#### Exercise task:
State how many lines hold the string "this". Give the number and nothing else.

::::::

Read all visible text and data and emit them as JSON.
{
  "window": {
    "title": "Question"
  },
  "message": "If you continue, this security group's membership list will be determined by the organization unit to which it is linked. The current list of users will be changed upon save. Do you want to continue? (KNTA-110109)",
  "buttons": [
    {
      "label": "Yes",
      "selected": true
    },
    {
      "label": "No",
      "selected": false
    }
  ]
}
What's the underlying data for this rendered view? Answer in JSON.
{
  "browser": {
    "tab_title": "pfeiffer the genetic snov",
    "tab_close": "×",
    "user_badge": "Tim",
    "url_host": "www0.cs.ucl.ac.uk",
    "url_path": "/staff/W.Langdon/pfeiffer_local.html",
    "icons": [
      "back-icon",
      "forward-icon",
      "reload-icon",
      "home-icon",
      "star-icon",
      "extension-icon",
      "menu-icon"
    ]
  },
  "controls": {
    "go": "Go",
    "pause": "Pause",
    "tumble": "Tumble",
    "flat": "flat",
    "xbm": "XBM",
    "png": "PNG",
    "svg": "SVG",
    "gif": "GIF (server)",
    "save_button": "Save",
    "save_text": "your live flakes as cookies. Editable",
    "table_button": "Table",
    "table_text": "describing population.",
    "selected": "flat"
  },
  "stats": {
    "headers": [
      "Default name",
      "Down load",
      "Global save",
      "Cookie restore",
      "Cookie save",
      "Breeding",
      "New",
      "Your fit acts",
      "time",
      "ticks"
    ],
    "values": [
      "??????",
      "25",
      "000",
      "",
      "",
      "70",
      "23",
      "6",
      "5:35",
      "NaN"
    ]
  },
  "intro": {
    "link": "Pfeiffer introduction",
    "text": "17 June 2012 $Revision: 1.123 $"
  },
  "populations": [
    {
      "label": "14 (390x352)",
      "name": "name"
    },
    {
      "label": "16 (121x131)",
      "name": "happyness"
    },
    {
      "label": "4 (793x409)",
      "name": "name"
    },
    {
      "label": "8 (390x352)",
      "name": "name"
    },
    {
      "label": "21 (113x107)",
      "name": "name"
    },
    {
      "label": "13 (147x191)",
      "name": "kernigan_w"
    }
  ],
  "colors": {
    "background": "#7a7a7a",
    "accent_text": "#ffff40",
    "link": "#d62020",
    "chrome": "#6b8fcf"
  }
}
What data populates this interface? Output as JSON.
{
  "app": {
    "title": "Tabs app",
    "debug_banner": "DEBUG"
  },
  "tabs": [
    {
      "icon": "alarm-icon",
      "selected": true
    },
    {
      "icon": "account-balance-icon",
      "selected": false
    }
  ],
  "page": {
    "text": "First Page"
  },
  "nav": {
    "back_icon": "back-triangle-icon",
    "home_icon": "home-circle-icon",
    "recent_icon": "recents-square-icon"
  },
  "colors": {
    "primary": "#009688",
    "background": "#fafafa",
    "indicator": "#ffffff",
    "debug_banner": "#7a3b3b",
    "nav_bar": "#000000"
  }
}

::::::

#### Full output:
3